**CONSIGNE 1:** Dans la liste, modifiez les lignes qui commencent à celle contenant « title-line: DEL COMUNE » et se terminent à celle contenant « paragraph: Da qualche », en remplaçant « crop-mark » par « trim-mark » sans rien changer d'autre.

**EXTRAIT FOURNI:**

Lettre au Colonel Kadhafi

Si j'en crois l'Équipe de l'Édition Spéciale de Canal +, toutes les photos et vidéos retraçant la visite en France en 2007 du Colonel Kadhafi, sur invitation de notre actuel président de la république, auraient disparu du site de l'Élysée.
Je suppose un méfait de Big Brother et, fort heureusement, j'ai retrouvé une lettre que j'avais écrite à l'attention du Colonel Kadhafi en décembre 2007 et que je livre à ceux que l'histoire de notre beau pays, terre de fraternité et de liberté, intéresse :
J’ai cru comprendre que vous aviez pour projet de venir en France courant de ce mois de décembre, Colonel Kadhafi ? Quelle drôle d’idée d’avoir choisi le mois de décembre ! En décembre, c’est le Père Noël que l’on attend et non pas un suppôt de Satan.
À bien y réfléchir, aucun mois de l’année ne me paraît propice pour vous recevoir sur le sol de MON pays, d’ailleurs car, sachez le colonel, en ce qui me concerne, vous n’y serez jamais le bienvenu et que vous nous fassiez des chattemites avec des promesses de traités commerciaux ou d’éventuel achat du Rafale ne change rien à l’affaire.

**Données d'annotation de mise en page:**
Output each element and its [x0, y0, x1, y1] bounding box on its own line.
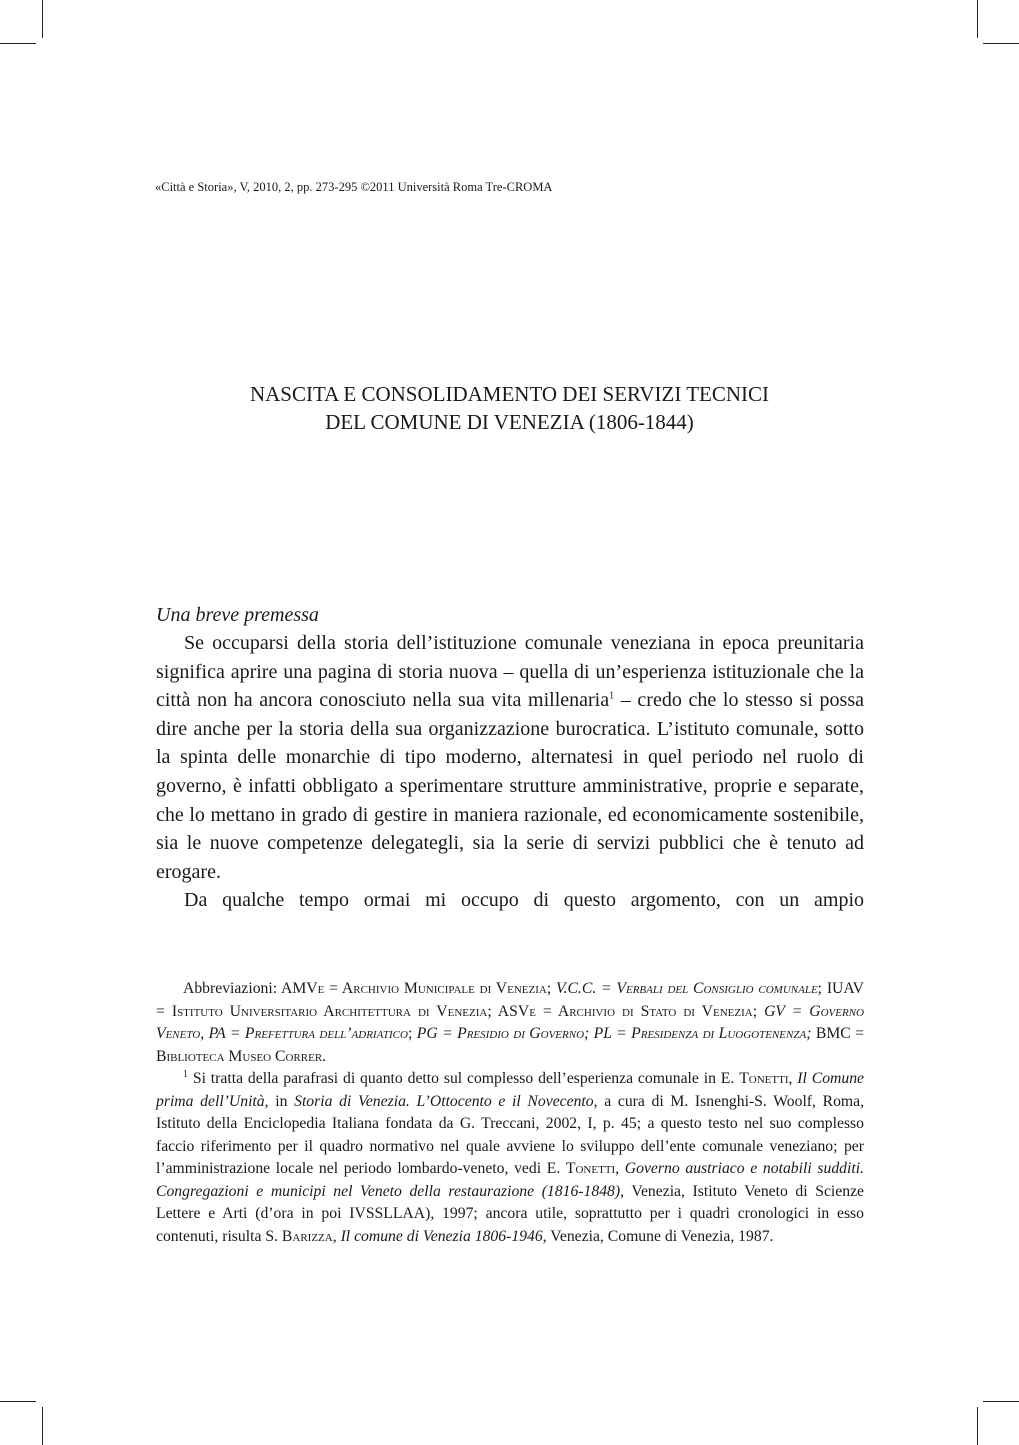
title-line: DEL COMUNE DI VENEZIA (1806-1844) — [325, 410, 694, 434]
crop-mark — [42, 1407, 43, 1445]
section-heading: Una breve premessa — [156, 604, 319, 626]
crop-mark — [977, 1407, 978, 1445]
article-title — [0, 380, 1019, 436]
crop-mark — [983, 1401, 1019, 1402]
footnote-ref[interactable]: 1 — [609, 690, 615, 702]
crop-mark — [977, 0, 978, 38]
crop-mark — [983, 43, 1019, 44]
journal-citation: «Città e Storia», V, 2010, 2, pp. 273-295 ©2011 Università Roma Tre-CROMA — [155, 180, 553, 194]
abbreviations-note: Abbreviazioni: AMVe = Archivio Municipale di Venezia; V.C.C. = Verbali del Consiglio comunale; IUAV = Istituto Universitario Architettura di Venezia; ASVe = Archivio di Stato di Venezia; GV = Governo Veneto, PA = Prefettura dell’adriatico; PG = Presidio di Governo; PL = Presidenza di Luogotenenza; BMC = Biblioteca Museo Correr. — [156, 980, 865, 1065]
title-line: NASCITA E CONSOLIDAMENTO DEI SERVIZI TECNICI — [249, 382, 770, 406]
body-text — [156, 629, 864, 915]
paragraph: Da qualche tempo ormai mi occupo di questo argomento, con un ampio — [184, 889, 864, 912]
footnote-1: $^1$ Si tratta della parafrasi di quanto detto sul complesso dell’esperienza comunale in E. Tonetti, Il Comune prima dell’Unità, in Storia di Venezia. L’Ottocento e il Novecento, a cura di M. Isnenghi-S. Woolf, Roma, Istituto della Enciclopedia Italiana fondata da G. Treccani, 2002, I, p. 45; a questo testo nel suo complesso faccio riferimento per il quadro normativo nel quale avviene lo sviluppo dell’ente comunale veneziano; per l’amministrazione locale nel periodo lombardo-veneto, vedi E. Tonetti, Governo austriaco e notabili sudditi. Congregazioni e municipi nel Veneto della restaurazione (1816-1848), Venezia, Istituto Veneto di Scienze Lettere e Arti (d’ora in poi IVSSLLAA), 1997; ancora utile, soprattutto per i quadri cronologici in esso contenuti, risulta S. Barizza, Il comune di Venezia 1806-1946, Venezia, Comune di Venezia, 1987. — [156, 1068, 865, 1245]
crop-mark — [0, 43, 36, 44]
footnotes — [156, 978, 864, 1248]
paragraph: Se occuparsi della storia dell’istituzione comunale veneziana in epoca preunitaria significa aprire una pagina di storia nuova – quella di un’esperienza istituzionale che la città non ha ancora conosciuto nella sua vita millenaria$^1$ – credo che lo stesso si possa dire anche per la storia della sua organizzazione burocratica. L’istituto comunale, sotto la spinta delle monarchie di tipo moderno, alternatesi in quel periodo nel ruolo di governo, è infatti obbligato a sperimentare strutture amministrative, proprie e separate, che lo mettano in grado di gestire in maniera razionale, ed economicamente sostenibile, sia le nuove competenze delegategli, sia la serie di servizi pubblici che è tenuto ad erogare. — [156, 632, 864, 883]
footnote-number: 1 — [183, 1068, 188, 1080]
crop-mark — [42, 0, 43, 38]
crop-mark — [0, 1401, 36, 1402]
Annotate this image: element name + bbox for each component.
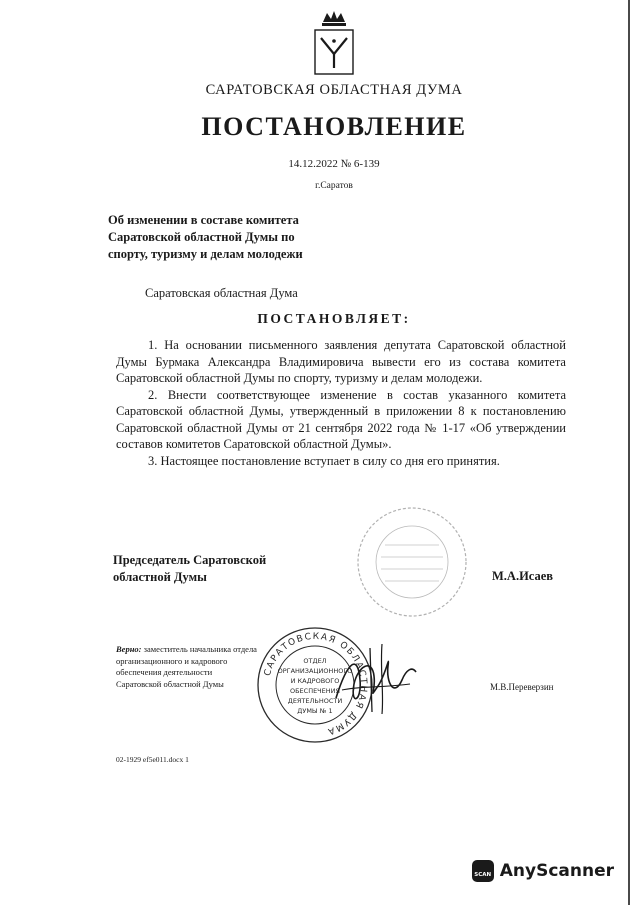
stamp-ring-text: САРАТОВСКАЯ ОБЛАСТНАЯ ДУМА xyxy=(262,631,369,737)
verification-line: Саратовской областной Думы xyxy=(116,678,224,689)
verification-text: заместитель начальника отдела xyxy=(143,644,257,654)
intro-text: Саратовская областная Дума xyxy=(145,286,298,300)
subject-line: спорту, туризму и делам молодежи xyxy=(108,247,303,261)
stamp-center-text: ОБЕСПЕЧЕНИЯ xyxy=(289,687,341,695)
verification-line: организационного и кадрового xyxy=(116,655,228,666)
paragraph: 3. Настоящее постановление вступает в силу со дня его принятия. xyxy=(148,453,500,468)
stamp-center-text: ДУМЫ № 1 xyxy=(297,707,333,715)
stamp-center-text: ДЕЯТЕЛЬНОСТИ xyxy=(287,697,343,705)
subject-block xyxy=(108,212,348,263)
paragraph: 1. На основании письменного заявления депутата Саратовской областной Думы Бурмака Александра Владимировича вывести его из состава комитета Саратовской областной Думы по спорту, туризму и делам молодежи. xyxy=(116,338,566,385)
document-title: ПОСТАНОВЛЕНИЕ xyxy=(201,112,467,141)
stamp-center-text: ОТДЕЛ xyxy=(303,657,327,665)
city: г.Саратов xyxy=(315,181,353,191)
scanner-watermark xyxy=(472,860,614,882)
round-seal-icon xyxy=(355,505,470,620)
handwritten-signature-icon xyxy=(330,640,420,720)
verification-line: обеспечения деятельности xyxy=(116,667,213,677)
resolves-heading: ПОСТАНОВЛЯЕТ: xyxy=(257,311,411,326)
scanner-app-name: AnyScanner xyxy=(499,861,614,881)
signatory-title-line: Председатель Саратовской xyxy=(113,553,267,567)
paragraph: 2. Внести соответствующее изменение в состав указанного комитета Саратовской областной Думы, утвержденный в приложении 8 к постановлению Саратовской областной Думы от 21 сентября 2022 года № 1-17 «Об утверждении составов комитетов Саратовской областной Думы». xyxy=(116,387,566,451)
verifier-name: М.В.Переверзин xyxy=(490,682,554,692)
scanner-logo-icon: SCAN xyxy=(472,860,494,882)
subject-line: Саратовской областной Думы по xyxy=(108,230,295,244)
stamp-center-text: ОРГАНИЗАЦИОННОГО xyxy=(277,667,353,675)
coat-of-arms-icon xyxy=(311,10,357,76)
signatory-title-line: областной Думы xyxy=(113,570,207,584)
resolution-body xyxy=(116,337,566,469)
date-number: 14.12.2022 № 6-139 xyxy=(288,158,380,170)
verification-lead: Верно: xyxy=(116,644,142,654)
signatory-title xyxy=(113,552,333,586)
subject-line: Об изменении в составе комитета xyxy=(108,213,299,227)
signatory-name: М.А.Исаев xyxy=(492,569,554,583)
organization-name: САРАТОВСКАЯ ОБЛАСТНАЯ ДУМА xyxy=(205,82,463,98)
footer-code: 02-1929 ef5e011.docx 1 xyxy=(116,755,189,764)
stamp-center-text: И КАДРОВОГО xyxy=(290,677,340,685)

**CONSIGNE 2:** D'après la lettre au colonel Kadhafi, à quelle date l'auteur avait-il écrit cette lettre ?

**RÉSULTAT FINAL 1:**
title-line: DEL COMUNE DI VENEZIA (1806-1844) — [325, 410, 694, 434]
trim-mark — [42, 1407, 43, 1445]
section-heading: Una breve premessa — [156, 604, 319, 626]
trim-mark — [977, 1407, 978, 1445]
article-title — [0, 380, 1019, 436]
trim-mark — [983, 1401, 1019, 1402]
footnote-ref[interactable]: 1 — [609, 690, 615, 702]
trim-mark — [977, 0, 978, 38]
trim-mark — [983, 43, 1019, 44]
journal-citation: «Città e Storia», V, 2010, 2, pp. 273-295 ©2011 Università Roma Tre-CROMA — [155, 180, 553, 194]
abbreviations-note: Abbreviazioni: AMVe = Archivio Municipale di Venezia; V.C.C. = Verbali del Consiglio comunale; IUAV = Istituto Universitario Architettura di Venezia; ASVe = Archivio di Stato di Venezia; GV = Governo Veneto, PA = Prefettura dell’adriatico; PG = Presidio di Governo; PL = Presidenza di Luogotenenza; BMC = Biblioteca Museo Correr. — [156, 980, 865, 1065]
title-line: NASCITA E CONSOLIDAMENTO DEI SERVIZI TECNICI — [249, 382, 770, 406]
body-text — [156, 629, 864, 915]
paragraph: Da qualche tempo ormai mi occupo di questo argomento, con un ampio — [184, 889, 864, 912]

**RÉSULTAT FINAL 2:** En décembre 2007.